Data tied to figure images:
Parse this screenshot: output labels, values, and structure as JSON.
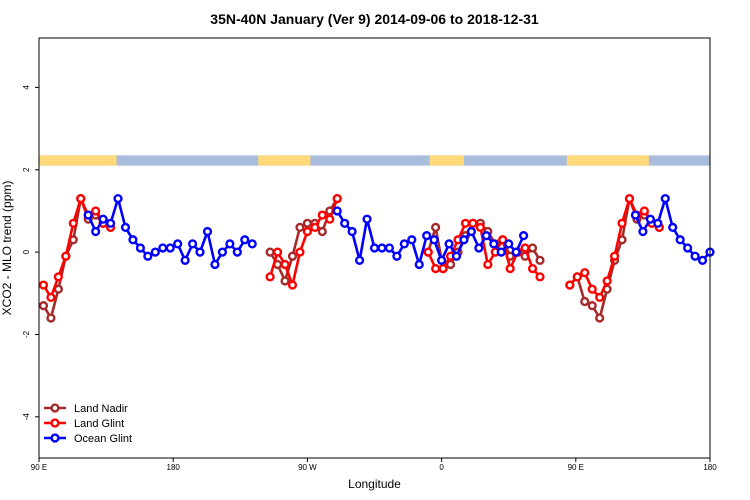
{
  "chart_data": {
    "type": "line",
    "title": "35N-40N January (Ver 9)   2014-09-06 to 2018-12-31",
    "xlabel": "Longitude",
    "ylabel": "XCO2 - MLO trend (ppm)",
    "xlim": [
      90,
      540
    ],
    "ylim": [
      -5,
      5.2
    ],
    "x_ticks": [
      {
        "value": 90,
        "label": "90 E"
      },
      {
        "value": 180,
        "label": "180"
      },
      {
        "value": 270,
        "label": "90 W"
      },
      {
        "value": 360,
        "label": "0"
      },
      {
        "value": 450,
        "label": "90 E"
      },
      {
        "value": 540,
        "label": "180"
      }
    ],
    "y_ticks": [
      {
        "value": -4,
        "label": "-4"
      },
      {
        "value": -2,
        "label": "-2"
      },
      {
        "value": 0,
        "label": "0"
      },
      {
        "value": 2,
        "label": "2"
      },
      {
        "value": 4,
        "label": "4"
      }
    ],
    "legend_position": "bottom-left",
    "landmask": {
      "y_range": [
        2.1,
        2.35
      ],
      "land_color": "#ffd97a",
      "ocean_color": "#a9bcdc",
      "land_spans": [
        [
          90,
          142
        ],
        [
          237,
          272
        ],
        [
          352,
          375
        ],
        [
          444,
          499
        ]
      ]
    },
    "series": [
      {
        "name": "Land Nadir",
        "color": "#a52a2a",
        "segments": [
          [
            [
              93,
              -1.3
            ],
            [
              98,
              -1.6
            ],
            [
              103,
              -0.9
            ],
            [
              108,
              -0.1
            ],
            [
              113,
              0.3
            ],
            [
              118,
              1.3
            ],
            [
              123,
              0.8
            ],
            [
              128,
              0.9
            ],
            [
              133,
              0.7
            ],
            [
              138,
              0.6
            ]
          ],
          [
            [
              245,
              0.0
            ],
            [
              250,
              -0.3
            ],
            [
              255,
              -0.7
            ],
            [
              260,
              -0.1
            ],
            [
              265,
              0.6
            ],
            [
              270,
              0.7
            ],
            [
              275,
              0.7
            ],
            [
              280,
              0.5
            ],
            [
              285,
              1.0
            ],
            [
              290,
              1.3
            ]
          ],
          [
            [
              351,
              0.0
            ],
            [
              356,
              0.6
            ],
            [
              361,
              -0.4
            ],
            [
              366,
              -0.3
            ],
            [
              371,
              0.0
            ],
            [
              376,
              0.4
            ],
            [
              381,
              0.7
            ],
            [
              386,
              0.7
            ],
            [
              391,
              0.5
            ],
            [
              396,
              0.2
            ],
            [
              401,
              0.3
            ],
            [
              406,
              -0.1
            ],
            [
              411,
              0.0
            ],
            [
              416,
              -0.1
            ],
            [
              421,
              0.1
            ],
            [
              426,
              -0.2
            ]
          ],
          [
            [
              446,
              -0.8
            ],
            [
              451,
              -0.6
            ],
            [
              456,
              -1.2
            ],
            [
              461,
              -1.3
            ],
            [
              466,
              -1.6
            ],
            [
              471,
              -0.9
            ],
            [
              476,
              -0.2
            ],
            [
              481,
              0.3
            ],
            [
              486,
              1.3
            ],
            [
              491,
              0.8
            ],
            [
              496,
              0.9
            ],
            [
              501,
              0.7
            ],
            [
              506,
              0.6
            ]
          ]
        ]
      },
      {
        "name": "Land Glint",
        "color": "#ff0000",
        "segments": [
          [
            [
              93,
              -0.8
            ],
            [
              98,
              -1.1
            ],
            [
              103,
              -0.6
            ],
            [
              108,
              -0.1
            ],
            [
              113,
              0.7
            ],
            [
              118,
              1.3
            ],
            [
              123,
              0.9
            ],
            [
              128,
              1.0
            ],
            [
              133,
              0.7
            ],
            [
              138,
              0.6
            ]
          ],
          [
            [
              245,
              -0.6
            ],
            [
              250,
              0.0
            ],
            [
              255,
              -0.3
            ],
            [
              260,
              -0.8
            ],
            [
              265,
              0.0
            ],
            [
              270,
              0.5
            ],
            [
              275,
              0.6
            ],
            [
              280,
              0.9
            ],
            [
              285,
              0.8
            ],
            [
              290,
              1.3
            ]
          ],
          [
            [
              351,
              0.0
            ],
            [
              356,
              -0.4
            ],
            [
              361,
              -0.4
            ],
            [
              366,
              -0.1
            ],
            [
              371,
              0.3
            ],
            [
              376,
              0.7
            ],
            [
              381,
              0.7
            ],
            [
              386,
              0.6
            ],
            [
              391,
              -0.3
            ],
            [
              396,
              0.0
            ],
            [
              401,
              0.3
            ],
            [
              406,
              -0.4
            ],
            [
              411,
              0.0
            ],
            [
              416,
              0.1
            ],
            [
              421,
              -0.4
            ],
            [
              426,
              -0.6
            ]
          ],
          [
            [
              446,
              -0.8
            ],
            [
              451,
              -0.6
            ],
            [
              456,
              -0.5
            ],
            [
              461,
              -0.9
            ],
            [
              466,
              -1.1
            ],
            [
              471,
              -0.7
            ],
            [
              476,
              -0.1
            ],
            [
              481,
              0.7
            ],
            [
              486,
              1.3
            ],
            [
              491,
              0.9
            ],
            [
              496,
              1.0
            ],
            [
              501,
              0.7
            ],
            [
              506,
              0.6
            ]
          ]
        ]
      },
      {
        "name": "Ocean Glint",
        "color": "#0000ff",
        "segments": [
          [
            [
              123,
              0.9
            ],
            [
              128,
              0.5
            ],
            [
              133,
              0.8
            ],
            [
              138,
              0.7
            ],
            [
              143,
              1.3
            ],
            [
              148,
              0.6
            ],
            [
              153,
              0.3
            ],
            [
              158,
              0.1
            ],
            [
              163,
              -0.1
            ],
            [
              168,
              0.0
            ],
            [
              173,
              0.1
            ],
            [
              178,
              0.1
            ],
            [
              183,
              0.2
            ],
            [
              188,
              -0.2
            ],
            [
              193,
              0.2
            ],
            [
              198,
              0.0
            ],
            [
              203,
              0.5
            ],
            [
              208,
              -0.3
            ],
            [
              213,
              0.0
            ],
            [
              218,
              0.2
            ],
            [
              223,
              0.0
            ],
            [
              228,
              0.3
            ],
            [
              233,
              0.2
            ]
          ],
          [
            [
              290,
              1.0
            ],
            [
              295,
              0.7
            ],
            [
              300,
              0.5
            ],
            [
              305,
              -0.2
            ],
            [
              310,
              0.8
            ],
            [
              315,
              0.1
            ],
            [
              320,
              0.1
            ],
            [
              325,
              0.1
            ],
            [
              330,
              -0.1
            ],
            [
              335,
              0.2
            ],
            [
              340,
              0.3
            ],
            [
              345,
              -0.3
            ],
            [
              350,
              0.4
            ],
            [
              355,
              0.3
            ],
            [
              360,
              -0.2
            ],
            [
              365,
              0.2
            ],
            [
              370,
              -0.1
            ],
            [
              375,
              0.3
            ],
            [
              380,
              0.5
            ],
            [
              385,
              0.1
            ],
            [
              390,
              0.4
            ],
            [
              395,
              0.2
            ],
            [
              400,
              0.0
            ],
            [
              405,
              0.2
            ],
            [
              410,
              0.0
            ],
            [
              415,
              0.4
            ]
          ],
          [
            [
              490,
              0.9
            ],
            [
              495,
              0.5
            ],
            [
              500,
              0.8
            ],
            [
              505,
              0.7
            ],
            [
              510,
              1.3
            ],
            [
              515,
              0.6
            ],
            [
              520,
              0.3
            ],
            [
              525,
              0.1
            ],
            [
              530,
              -0.1
            ],
            [
              535,
              -0.2
            ],
            [
              540,
              0.0
            ]
          ]
        ]
      }
    ]
  }
}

SHORT TASK: Output every entry word for word, but omit the pictures.

TASK RESULT:
Parse this screenshot: output labels, values, and structure as JSON.
{
  "chart_data": {
    "type": "line",
    "title": "35N-40N January (Ver 9)   2014-09-06 to 2018-12-31",
    "xlabel": "Longitude",
    "ylabel": "XCO2 - MLO trend (ppm)",
    "xlim": [
      90,
      540
    ],
    "ylim": [
      -5,
      5.2
    ],
    "x_ticks": [
      {
        "value": 90,
        "label": "90 E"
      },
      {
        "value": 180,
        "label": "180"
      },
      {
        "value": 270,
        "label": "90 W"
      },
      {
        "value": 360,
        "label": "0"
      },
      {
        "value": 450,
        "label": "90 E"
      },
      {
        "value": 540,
        "label": "180"
      }
    ],
    "y_ticks": [
      {
        "value": -4,
        "label": "-4"
      },
      {
        "value": -2,
        "label": "-2"
      },
      {
        "value": 0,
        "label": "0"
      },
      {
        "value": 2,
        "label": "2"
      },
      {
        "value": 4,
        "label": "4"
      }
    ],
    "legend_position": "bottom-left",
    "landmask": {
      "y_range": [
        2.1,
        2.35
      ],
      "land_color": "#ffd97a",
      "ocean_color": "#a9bcdc",
      "land_spans": [
        [
          90,
          142
        ],
        [
          237,
          272
        ],
        [
          352,
          375
        ],
        [
          444,
          499
        ]
      ]
    },
    "series": [
      {
        "name": "Land Nadir",
        "color": "#a52a2a",
        "segments": [
          [
            [
              93,
              -1.3
            ],
            [
              98,
              -1.6
            ],
            [
              103,
              -0.9
            ],
            [
              108,
              -0.1
            ],
            [
              113,
              0.3
            ],
            [
              118,
              1.3
            ],
            [
              123,
              0.8
            ],
            [
              128,
              0.9
            ],
            [
              133,
              0.7
            ],
            [
              138,
              0.6
            ]
          ],
          [
            [
              245,
              0.0
            ],
            [
              250,
              -0.3
            ],
            [
              255,
              -0.7
            ],
            [
              260,
              -0.1
            ],
            [
              265,
              0.6
            ],
            [
              270,
              0.7
            ],
            [
              275,
              0.7
            ],
            [
              280,
              0.5
            ],
            [
              285,
              1.0
            ],
            [
              290,
              1.3
            ]
          ],
          [
            [
              351,
              0.0
            ],
            [
              356,
              0.6
            ],
            [
              361,
              -0.4
            ],
            [
              366,
              -0.3
            ],
            [
              371,
              0.0
            ],
            [
              376,
              0.4
            ],
            [
              381,
              0.7
            ],
            [
              386,
              0.7
            ],
            [
              391,
              0.5
            ],
            [
              396,
              0.2
            ],
            [
              401,
              0.3
            ],
            [
              406,
              -0.1
            ],
            [
              411,
              0.0
            ],
            [
              416,
              -0.1
            ],
            [
              421,
              0.1
            ],
            [
              426,
              -0.2
            ]
          ],
          [
            [
              446,
              -0.8
            ],
            [
              451,
              -0.6
            ],
            [
              456,
              -1.2
            ],
            [
              461,
              -1.3
            ],
            [
              466,
              -1.6
            ],
            [
              471,
              -0.9
            ],
            [
              476,
              -0.2
            ],
            [
              481,
              0.3
            ],
            [
              486,
              1.3
            ],
            [
              491,
              0.8
            ],
            [
              496,
              0.9
            ],
            [
              501,
              0.7
            ],
            [
              506,
              0.6
            ]
          ]
        ]
      },
      {
        "name": "Land Glint",
        "color": "#ff0000",
        "segments": [
          [
            [
              93,
              -0.8
            ],
            [
              98,
              -1.1
            ],
            [
              103,
              -0.6
            ],
            [
              108,
              -0.1
            ],
            [
              113,
              0.7
            ],
            [
              118,
              1.3
            ],
            [
              123,
              0.9
            ],
            [
              128,
              1.0
            ],
            [
              133,
              0.7
            ],
            [
              138,
              0.6
            ]
          ],
          [
            [
              245,
              -0.6
            ],
            [
              250,
              0.0
            ],
            [
              255,
              -0.3
            ],
            [
              260,
              -0.8
            ],
            [
              265,
              0.0
            ],
            [
              270,
              0.5
            ],
            [
              275,
              0.6
            ],
            [
              280,
              0.9
            ],
            [
              285,
              0.8
            ],
            [
              290,
              1.3
            ]
          ],
          [
            [
              351,
              0.0
            ],
            [
              356,
              -0.4
            ],
            [
              361,
              -0.4
            ],
            [
              366,
              -0.1
            ],
            [
              371,
              0.3
            ],
            [
              376,
              0.7
            ],
            [
              381,
              0.7
            ],
            [
              386,
              0.6
            ],
            [
              391,
              -0.3
            ],
            [
              396,
              0.0
            ],
            [
              401,
              0.3
            ],
            [
              406,
              -0.4
            ],
            [
              411,
              0.0
            ],
            [
              416,
              0.1
            ],
            [
              421,
              -0.4
            ],
            [
              426,
              -0.6
            ]
          ],
          [
            [
              446,
              -0.8
            ],
            [
              451,
              -0.6
            ],
            [
              456,
              -0.5
            ],
            [
              461,
              -0.9
            ],
            [
              466,
              -1.1
            ],
            [
              471,
              -0.7
            ],
            [
              476,
              -0.1
            ],
            [
              481,
              0.7
            ],
            [
              486,
              1.3
            ],
            [
              491,
              0.9
            ],
            [
              496,
              1.0
            ],
            [
              501,
              0.7
            ],
            [
              506,
              0.6
            ]
          ]
        ]
      },
      {
        "name": "Ocean Glint",
        "color": "#0000ff",
        "segments": [
          [
            [
              123,
              0.9
            ],
            [
              128,
              0.5
            ],
            [
              133,
              0.8
            ],
            [
              138,
              0.7
            ],
            [
              143,
              1.3
            ],
            [
              148,
              0.6
            ],
            [
              153,
              0.3
            ],
            [
              158,
              0.1
            ],
            [
              163,
              -0.1
            ],
            [
              168,
              0.0
            ],
            [
              173,
              0.1
            ],
            [
              178,
              0.1
            ],
            [
              183,
              0.2
            ],
            [
              188,
              -0.2
            ],
            [
              193,
              0.2
            ],
            [
              198,
              0.0
            ],
            [
              203,
              0.5
            ],
            [
              208,
              -0.3
            ],
            [
              213,
              0.0
            ],
            [
              218,
              0.2
            ],
            [
              223,
              0.0
            ],
            [
              228,
              0.3
            ],
            [
              233,
              0.2
            ]
          ],
          [
            [
              290,
              1.0
            ],
            [
              295,
              0.7
            ],
            [
              300,
              0.5
            ],
            [
              305,
              -0.2
            ],
            [
              310,
              0.8
            ],
            [
              315,
              0.1
            ],
            [
              320,
              0.1
            ],
            [
              325,
              0.1
            ],
            [
              330,
              -0.1
            ],
            [
              335,
              0.2
            ],
            [
              340,
              0.3
            ],
            [
              345,
              -0.3
            ],
            [
              350,
              0.4
            ],
            [
              355,
              0.3
            ],
            [
              360,
              -0.2
            ],
            [
              365,
              0.2
            ],
            [
              370,
              -0.1
            ],
            [
              375,
              0.3
            ],
            [
              380,
              0.5
            ],
            [
              385,
              0.1
            ],
            [
              390,
              0.4
            ],
            [
              395,
              0.2
            ],
            [
              400,
              0.0
            ],
            [
              405,
              0.2
            ],
            [
              410,
              0.0
            ],
            [
              415,
              0.4
            ]
          ],
          [
            [
              490,
              0.9
            ],
            [
              495,
              0.5
            ],
            [
              500,
              0.8
            ],
            [
              505,
              0.7
            ],
            [
              510,
              1.3
            ],
            [
              515,
              0.6
            ],
            [
              520,
              0.3
            ],
            [
              525,
              0.1
            ],
            [
              530,
              -0.1
            ],
            [
              535,
              -0.2
            ],
            [
              540,
              0.0
            ]
          ]
        ]
      }
    ]
  }
}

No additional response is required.